Gather all lines in the records below that include the word "this".

Start of Provided material

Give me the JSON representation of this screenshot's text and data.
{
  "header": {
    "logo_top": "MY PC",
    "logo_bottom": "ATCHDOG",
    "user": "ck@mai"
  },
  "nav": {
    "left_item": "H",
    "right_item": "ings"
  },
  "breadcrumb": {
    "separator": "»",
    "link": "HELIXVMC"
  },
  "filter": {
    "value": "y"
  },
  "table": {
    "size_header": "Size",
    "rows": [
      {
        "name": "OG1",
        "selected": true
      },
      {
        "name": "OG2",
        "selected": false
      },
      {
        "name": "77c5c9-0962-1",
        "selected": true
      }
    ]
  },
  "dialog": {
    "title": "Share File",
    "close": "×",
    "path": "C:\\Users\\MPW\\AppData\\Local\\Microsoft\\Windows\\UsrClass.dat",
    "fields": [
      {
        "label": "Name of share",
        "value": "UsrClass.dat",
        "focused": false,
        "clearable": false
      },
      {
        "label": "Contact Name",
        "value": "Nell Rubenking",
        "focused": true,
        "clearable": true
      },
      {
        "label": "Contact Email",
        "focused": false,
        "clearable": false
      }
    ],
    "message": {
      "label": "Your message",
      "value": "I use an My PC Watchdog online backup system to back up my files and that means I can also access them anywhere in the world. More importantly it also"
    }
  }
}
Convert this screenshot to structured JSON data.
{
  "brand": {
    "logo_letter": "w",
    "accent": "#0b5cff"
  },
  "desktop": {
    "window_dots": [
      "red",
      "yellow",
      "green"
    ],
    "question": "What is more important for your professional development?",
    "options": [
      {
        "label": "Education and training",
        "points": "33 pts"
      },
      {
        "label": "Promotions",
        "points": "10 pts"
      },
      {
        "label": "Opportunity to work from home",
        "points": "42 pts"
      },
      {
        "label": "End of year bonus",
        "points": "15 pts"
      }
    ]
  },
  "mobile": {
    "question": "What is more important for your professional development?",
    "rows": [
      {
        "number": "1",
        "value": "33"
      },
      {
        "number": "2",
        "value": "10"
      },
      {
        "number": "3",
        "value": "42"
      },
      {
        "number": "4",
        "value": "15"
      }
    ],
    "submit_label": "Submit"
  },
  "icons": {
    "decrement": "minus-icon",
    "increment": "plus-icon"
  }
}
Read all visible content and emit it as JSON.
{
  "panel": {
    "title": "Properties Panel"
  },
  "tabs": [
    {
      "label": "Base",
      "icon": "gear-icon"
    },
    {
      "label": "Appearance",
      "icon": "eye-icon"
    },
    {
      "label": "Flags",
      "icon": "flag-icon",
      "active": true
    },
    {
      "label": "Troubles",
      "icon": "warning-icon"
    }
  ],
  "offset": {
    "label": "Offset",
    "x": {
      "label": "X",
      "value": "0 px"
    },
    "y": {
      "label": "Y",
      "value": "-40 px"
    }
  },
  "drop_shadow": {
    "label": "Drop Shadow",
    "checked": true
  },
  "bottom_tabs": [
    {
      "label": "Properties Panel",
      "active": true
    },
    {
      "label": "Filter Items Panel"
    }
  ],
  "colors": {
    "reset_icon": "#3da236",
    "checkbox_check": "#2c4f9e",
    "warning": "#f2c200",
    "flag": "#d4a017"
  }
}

End of Provided material

* **Output**
Give me the JSON representation of this screenshot's text and data.
Convert this screenshot to structured JSON data.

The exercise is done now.